[Task description] Reproduce the forum thread below about a tortoise that always walks south, word for word and in full.

[Text section]
-- BEGIN --
# Walking to the South



## ZEROPILOT (Sep 16, 2015)

An opinion is wanted.
Would my Redfoot tortoise, Queen Bertha have any reason to "home" towards the South?
No matter where I place her in the yard, she will turn and walk South.
Is this something scientific that I'm not aware of or am I mistaken?


----------



## dmmj (Sep 16, 2015)

I'm not aware of anything like how birds can sense magnetic north sometimes there's nothing that I know of like that for tortoises but it's always a possibility


----------



## wellington (Sep 16, 2015)

That's pretty interesting. I bet @tortadise might know the answer to this.


----------



## newCH (Sep 19, 2015)

Like how sea turtles know to go back to a certain beach to lay eggs. 
Maybe Bertha wants to lay eggs or having a false pregnancy. Do torts have
false pregnancies even ?


----------



## ZEROPILOT (Sep 20, 2015)

She has always been a strange tortoise.
Even in the front yard she will spin around and walk South.
She has been in her isolation/sick pen for most of her life here and it is long and thin and goes North and South. With her house at the south end.
I think somehow she is just used to it?


----------



## dmmj (Sep 20, 2015)

oh my god it just struck me she might be a mutant. does she eat pizza show an affinity towards martial arts of some kind or say cowabunga a lot?
-- END --
[Excerpted data]
-- BEGIN --
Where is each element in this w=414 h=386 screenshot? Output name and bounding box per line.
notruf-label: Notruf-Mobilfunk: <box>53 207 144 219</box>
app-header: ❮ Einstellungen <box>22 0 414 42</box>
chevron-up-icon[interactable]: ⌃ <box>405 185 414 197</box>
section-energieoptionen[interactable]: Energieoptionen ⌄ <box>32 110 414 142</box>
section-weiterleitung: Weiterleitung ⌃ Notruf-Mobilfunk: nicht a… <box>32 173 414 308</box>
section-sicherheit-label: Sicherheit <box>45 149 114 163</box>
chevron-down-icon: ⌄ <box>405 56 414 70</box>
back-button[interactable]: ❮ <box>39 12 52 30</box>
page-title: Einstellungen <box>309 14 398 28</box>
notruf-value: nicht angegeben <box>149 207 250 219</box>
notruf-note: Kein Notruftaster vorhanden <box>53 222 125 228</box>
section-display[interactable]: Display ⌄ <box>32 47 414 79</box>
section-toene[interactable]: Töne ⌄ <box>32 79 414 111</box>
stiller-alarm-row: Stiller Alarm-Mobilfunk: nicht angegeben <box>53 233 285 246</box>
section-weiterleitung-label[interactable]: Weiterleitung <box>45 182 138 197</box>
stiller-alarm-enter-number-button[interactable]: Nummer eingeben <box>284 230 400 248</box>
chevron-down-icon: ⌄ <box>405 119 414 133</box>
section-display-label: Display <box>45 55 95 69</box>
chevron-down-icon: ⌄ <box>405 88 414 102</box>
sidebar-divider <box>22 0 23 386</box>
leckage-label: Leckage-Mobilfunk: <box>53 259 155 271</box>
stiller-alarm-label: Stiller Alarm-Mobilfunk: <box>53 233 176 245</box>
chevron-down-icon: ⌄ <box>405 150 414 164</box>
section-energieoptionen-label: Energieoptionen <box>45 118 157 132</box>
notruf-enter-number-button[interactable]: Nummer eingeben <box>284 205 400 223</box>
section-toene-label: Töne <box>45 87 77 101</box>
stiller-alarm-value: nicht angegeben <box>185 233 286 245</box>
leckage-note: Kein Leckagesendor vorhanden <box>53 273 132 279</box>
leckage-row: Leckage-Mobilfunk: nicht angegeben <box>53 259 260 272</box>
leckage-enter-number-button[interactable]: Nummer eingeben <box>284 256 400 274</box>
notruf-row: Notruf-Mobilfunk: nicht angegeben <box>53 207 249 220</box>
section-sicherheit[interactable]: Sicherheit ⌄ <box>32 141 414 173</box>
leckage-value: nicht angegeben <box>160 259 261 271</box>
-- END --
[Finished answer]
# Walking to the South



## ZEROPILOT (Sep 16, 2015)

An opinion is wanted.
Would my Redfoot tortoise, Queen Bertha have any reason to "home" towards the South?
No matter where I place her in the yard, she will turn and walk South.
Is this something scientific that I'm not aware of or am I mistaken?


----------



## dmmj (Sep 16, 2015)

I'm not aware of anything like how birds can sense magnetic north sometimes there's nothing that I know of like that for tortoises but it's always a possibility


----------



## wellington (Sep 16, 2015)

That's pretty interesting. I bet @tortadise might know the answer to this.


----------



## newCH (Sep 19, 2015)

Like how sea turtles know to go back to a certain beach to lay eggs. 
Maybe Bertha wants to lay eggs or having a false pregnancy. Do torts have
false pregnancies even ?


----------



## ZEROPILOT (Sep 20, 2015)

She has always been a strange tortoise.
Even in the front yard she will spin around and walk South.
She has been in her isolation/sick pen for most of her life here and it is long and thin and goes North and South. With her house at the south end.
I think somehow she is just used to it?


----------



## dmmj (Sep 20, 2015)

oh my god it just struck me she might be a mutant. does she eat pizza show an affinity towards martial arts of some kind or say cowabunga a lot?